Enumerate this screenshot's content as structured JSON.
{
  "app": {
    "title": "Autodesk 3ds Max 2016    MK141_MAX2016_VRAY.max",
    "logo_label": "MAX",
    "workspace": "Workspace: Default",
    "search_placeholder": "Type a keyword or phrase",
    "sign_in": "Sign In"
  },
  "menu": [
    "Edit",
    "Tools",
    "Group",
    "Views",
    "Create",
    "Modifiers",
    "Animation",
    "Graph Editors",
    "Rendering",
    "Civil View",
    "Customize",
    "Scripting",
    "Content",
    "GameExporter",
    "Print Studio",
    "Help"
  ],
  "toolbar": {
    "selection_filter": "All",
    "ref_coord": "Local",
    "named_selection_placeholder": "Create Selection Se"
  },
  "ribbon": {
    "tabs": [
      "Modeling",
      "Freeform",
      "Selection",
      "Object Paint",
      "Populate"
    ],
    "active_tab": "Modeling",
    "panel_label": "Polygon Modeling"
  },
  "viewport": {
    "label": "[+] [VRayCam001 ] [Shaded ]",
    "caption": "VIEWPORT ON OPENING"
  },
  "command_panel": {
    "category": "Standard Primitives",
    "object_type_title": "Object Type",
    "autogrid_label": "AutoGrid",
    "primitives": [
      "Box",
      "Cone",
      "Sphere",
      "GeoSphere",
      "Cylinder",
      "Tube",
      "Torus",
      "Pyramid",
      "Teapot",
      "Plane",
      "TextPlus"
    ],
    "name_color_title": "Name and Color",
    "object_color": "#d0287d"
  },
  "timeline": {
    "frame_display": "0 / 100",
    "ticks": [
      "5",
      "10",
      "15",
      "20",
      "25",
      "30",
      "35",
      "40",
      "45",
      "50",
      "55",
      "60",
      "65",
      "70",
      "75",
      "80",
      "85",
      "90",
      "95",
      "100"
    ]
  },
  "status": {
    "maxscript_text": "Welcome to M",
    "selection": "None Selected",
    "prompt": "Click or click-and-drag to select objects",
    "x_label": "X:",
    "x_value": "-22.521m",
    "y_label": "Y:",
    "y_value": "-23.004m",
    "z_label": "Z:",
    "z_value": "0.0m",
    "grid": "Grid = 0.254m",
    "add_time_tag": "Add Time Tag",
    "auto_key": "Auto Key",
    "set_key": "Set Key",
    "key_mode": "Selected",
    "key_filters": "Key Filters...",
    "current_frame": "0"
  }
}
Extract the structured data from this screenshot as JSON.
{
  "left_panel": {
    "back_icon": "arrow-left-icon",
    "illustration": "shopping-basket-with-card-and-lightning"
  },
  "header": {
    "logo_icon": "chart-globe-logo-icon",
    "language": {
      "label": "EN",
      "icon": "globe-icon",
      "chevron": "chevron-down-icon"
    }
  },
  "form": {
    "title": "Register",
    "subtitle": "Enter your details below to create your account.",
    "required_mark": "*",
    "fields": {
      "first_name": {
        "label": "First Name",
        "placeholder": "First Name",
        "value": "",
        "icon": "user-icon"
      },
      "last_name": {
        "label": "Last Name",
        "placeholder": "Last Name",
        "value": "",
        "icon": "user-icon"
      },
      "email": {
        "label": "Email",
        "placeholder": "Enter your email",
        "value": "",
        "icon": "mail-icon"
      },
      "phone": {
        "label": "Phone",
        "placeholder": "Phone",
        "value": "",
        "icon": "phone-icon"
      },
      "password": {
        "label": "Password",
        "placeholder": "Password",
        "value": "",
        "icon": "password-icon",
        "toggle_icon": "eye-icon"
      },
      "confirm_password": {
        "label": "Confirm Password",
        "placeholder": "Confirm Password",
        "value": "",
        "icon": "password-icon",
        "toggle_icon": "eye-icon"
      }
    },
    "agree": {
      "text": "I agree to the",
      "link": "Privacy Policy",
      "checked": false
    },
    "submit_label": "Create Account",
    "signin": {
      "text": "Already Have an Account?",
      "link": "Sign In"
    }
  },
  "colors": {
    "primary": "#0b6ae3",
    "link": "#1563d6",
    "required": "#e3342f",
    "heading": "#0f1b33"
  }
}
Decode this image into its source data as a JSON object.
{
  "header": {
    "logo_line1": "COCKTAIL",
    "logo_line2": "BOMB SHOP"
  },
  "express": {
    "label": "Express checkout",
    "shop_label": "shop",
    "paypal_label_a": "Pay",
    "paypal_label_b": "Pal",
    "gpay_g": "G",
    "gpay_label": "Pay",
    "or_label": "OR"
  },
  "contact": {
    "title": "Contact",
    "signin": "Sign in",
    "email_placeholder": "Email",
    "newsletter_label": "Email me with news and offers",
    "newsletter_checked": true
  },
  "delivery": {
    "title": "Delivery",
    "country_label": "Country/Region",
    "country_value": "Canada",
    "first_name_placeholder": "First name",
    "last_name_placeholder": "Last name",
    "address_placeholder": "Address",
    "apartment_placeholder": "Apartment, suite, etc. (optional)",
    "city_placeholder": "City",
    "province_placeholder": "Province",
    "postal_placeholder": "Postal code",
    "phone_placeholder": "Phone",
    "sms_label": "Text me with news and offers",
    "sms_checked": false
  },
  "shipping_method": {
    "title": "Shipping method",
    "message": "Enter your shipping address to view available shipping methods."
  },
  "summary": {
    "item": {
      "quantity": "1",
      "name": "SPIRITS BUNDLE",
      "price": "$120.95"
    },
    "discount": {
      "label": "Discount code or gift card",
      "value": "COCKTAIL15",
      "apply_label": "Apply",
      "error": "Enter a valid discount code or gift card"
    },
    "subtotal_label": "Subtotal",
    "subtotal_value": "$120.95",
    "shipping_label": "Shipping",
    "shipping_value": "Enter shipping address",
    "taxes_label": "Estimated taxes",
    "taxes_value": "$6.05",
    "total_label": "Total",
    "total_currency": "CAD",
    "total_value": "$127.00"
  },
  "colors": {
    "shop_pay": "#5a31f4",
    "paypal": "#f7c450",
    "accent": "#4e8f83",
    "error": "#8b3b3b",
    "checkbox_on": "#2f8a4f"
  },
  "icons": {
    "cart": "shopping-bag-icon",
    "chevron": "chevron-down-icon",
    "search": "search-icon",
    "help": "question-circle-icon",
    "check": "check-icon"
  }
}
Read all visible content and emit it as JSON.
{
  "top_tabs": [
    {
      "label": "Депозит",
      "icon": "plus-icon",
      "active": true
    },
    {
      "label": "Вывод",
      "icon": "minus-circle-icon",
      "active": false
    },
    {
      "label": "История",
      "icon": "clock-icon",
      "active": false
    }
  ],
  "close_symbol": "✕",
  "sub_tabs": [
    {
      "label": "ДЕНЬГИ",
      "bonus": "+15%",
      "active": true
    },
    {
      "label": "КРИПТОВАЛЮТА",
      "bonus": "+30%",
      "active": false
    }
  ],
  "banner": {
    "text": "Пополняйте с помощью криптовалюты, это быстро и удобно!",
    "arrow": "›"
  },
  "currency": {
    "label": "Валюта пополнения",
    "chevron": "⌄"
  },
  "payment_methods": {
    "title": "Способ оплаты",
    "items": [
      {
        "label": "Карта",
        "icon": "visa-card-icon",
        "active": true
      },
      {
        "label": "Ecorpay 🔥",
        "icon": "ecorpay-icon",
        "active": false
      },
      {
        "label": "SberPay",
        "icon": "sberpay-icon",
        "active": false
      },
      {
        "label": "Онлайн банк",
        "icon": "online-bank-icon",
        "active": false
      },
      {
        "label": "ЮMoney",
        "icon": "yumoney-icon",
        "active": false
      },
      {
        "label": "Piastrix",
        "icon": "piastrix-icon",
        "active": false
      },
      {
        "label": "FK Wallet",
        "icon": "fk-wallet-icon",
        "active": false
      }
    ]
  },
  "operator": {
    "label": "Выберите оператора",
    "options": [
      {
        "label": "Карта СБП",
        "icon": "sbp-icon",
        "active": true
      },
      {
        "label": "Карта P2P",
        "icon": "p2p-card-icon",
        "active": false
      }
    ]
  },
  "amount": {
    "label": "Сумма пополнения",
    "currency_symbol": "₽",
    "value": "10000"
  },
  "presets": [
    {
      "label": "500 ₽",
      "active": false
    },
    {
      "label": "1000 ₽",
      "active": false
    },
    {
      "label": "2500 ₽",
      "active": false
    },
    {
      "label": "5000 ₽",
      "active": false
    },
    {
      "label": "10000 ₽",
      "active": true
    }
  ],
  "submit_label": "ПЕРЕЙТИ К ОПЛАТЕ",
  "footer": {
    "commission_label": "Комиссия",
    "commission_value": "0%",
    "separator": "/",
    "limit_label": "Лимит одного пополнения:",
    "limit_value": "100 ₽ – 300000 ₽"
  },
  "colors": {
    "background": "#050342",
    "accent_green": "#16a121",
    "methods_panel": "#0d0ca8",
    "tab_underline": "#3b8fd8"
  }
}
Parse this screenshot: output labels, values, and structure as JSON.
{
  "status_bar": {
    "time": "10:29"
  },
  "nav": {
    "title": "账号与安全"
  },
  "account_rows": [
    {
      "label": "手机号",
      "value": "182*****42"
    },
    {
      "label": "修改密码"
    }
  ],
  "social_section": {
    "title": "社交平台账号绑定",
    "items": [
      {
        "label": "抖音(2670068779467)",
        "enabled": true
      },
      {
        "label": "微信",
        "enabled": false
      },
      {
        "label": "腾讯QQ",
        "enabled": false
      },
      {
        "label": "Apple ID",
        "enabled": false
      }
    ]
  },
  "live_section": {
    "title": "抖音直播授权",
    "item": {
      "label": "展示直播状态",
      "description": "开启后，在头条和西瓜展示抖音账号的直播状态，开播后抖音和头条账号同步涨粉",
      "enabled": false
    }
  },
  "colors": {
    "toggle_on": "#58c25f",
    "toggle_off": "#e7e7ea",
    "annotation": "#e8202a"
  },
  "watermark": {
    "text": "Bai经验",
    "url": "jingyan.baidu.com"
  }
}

▶ The problem: State how many lines of the records hold the string "Selected", and nothing else.

▶ The solution: 2